** start of Records to use **

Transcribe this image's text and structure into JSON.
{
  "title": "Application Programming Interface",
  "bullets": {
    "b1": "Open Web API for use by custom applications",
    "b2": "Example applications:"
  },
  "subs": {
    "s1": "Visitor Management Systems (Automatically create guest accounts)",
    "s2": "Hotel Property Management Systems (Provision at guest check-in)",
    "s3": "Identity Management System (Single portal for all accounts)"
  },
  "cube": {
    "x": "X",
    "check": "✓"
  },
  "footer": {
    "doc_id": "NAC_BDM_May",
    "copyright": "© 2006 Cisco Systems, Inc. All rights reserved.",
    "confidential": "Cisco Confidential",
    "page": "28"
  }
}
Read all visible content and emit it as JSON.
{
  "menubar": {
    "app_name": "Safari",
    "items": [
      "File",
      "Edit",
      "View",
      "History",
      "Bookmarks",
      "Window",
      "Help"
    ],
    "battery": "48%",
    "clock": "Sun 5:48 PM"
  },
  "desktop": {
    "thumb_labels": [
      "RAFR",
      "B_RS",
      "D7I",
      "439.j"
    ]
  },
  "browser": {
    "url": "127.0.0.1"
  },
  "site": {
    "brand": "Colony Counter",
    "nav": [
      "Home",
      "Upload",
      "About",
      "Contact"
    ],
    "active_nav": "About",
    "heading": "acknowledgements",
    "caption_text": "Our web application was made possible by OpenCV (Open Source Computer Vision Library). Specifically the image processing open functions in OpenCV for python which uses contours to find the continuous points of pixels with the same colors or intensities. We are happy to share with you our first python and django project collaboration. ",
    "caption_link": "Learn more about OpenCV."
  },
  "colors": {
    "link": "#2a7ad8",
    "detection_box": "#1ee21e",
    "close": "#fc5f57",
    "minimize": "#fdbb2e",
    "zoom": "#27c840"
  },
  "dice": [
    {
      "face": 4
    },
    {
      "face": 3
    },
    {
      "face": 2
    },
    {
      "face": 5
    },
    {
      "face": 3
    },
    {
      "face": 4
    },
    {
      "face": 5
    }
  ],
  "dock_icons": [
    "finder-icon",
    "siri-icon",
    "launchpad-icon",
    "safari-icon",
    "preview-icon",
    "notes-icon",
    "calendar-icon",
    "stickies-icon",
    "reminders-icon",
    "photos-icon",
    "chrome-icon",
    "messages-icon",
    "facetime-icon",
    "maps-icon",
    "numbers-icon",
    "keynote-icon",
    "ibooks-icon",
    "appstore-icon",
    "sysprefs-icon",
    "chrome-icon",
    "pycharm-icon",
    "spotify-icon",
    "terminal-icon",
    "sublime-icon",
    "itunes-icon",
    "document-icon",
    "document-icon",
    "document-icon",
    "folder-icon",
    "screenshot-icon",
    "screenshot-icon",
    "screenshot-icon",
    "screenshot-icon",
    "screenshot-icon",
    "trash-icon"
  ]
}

** end of Records to use **

## Goal of the exercise:
Only lines with the string "accounts" belong in your answer; copy each one.

## Result of the task:
    "s1": "Visitor Management Systems (Automatically create guest accounts)",
    "s3": "Identity Management System (Single portal for all accounts)"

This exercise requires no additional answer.